*WRITTEN TASK*. Show each line from the listing that includes the word "circle".

*RECORDS SUPPLIED*.
+ + +

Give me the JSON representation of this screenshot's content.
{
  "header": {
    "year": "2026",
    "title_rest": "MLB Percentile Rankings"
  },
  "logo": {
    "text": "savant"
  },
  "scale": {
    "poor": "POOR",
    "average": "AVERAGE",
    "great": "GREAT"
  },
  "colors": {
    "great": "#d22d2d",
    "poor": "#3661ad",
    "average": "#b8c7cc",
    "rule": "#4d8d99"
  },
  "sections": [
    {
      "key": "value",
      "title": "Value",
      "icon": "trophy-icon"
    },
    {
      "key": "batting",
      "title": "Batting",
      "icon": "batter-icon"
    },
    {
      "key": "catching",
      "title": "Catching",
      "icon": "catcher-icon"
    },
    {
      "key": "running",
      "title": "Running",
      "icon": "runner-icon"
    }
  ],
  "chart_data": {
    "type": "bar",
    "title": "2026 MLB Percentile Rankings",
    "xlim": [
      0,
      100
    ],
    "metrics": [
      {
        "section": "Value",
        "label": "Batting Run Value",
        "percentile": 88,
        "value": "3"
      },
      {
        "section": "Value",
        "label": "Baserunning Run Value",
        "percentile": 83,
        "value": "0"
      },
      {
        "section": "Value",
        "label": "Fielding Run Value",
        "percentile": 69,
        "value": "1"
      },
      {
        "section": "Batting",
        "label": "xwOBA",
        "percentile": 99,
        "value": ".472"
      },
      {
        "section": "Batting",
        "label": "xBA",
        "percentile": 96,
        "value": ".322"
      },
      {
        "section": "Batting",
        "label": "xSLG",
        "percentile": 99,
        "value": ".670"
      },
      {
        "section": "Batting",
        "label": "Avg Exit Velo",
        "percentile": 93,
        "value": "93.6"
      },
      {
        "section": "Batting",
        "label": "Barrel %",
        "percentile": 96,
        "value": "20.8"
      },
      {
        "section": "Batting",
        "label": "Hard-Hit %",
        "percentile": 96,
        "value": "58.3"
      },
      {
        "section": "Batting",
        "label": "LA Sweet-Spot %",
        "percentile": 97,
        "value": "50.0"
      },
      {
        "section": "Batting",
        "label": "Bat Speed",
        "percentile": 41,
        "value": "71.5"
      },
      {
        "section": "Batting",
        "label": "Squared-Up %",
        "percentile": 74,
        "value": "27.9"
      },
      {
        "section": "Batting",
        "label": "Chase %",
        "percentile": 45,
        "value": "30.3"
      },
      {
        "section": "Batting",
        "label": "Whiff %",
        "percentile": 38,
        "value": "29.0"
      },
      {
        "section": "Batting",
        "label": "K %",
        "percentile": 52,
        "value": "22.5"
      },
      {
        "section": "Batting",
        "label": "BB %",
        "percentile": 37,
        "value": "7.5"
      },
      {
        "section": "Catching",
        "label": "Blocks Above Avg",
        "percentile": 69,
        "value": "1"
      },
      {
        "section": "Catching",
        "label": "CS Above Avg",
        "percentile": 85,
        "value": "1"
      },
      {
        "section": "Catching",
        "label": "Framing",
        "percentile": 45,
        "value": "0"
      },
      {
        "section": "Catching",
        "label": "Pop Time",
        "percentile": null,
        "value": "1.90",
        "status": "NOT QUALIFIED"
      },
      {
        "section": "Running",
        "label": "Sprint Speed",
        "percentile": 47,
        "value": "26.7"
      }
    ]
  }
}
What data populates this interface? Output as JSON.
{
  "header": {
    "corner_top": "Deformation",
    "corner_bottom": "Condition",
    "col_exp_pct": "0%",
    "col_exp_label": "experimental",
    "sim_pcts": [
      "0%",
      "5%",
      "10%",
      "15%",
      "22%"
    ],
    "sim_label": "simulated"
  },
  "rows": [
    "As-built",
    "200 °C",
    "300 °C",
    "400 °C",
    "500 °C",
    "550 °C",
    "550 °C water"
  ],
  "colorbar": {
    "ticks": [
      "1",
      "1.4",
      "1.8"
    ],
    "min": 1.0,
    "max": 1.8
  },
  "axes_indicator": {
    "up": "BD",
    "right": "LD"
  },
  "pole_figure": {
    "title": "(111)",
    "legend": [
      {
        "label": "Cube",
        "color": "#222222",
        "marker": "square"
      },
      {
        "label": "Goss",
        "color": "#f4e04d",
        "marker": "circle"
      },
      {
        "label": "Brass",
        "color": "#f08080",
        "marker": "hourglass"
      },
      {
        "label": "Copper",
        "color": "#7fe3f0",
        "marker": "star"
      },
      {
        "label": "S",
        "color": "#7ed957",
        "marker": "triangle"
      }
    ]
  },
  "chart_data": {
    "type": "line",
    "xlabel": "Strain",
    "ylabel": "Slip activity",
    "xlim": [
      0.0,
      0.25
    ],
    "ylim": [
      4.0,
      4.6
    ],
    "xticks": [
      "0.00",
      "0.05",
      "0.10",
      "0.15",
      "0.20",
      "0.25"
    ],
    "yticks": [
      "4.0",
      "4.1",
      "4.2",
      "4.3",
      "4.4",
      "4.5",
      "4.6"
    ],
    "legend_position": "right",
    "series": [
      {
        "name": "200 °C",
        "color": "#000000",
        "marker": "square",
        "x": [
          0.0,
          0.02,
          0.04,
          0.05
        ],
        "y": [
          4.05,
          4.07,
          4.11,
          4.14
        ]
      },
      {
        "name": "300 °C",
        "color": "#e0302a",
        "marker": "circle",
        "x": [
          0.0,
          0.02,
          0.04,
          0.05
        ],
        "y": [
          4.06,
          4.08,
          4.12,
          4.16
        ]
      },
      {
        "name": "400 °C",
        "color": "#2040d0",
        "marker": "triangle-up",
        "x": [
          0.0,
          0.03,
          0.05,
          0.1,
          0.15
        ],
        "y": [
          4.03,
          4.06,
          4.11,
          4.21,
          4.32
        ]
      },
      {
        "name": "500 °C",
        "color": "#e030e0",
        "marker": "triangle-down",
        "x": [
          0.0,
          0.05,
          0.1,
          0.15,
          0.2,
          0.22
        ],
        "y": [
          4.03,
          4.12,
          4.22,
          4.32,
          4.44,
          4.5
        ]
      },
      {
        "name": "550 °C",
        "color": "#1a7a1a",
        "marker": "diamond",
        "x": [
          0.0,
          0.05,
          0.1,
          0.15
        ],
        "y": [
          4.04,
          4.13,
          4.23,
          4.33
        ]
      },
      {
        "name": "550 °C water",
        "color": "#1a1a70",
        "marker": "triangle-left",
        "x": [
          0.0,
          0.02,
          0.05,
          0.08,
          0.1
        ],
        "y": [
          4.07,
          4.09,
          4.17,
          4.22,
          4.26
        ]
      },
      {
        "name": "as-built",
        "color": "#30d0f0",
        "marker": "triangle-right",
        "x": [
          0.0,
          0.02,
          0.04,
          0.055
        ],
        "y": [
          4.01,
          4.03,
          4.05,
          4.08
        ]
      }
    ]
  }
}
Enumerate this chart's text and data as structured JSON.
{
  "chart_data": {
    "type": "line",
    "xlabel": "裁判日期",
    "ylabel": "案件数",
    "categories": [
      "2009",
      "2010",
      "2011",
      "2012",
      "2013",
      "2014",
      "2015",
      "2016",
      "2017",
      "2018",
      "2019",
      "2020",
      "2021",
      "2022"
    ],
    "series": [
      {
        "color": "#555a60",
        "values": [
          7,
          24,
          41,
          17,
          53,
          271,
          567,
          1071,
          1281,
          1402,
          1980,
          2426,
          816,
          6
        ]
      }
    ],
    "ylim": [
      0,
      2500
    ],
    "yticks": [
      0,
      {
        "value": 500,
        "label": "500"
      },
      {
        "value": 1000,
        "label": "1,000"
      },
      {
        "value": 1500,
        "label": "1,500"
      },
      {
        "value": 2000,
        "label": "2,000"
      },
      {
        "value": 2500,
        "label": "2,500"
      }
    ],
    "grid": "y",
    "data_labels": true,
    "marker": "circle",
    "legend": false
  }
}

+ + +

*TASK ANSWER*.
        "marker": "circle"
        "marker": "circle",
    "marker": "circle",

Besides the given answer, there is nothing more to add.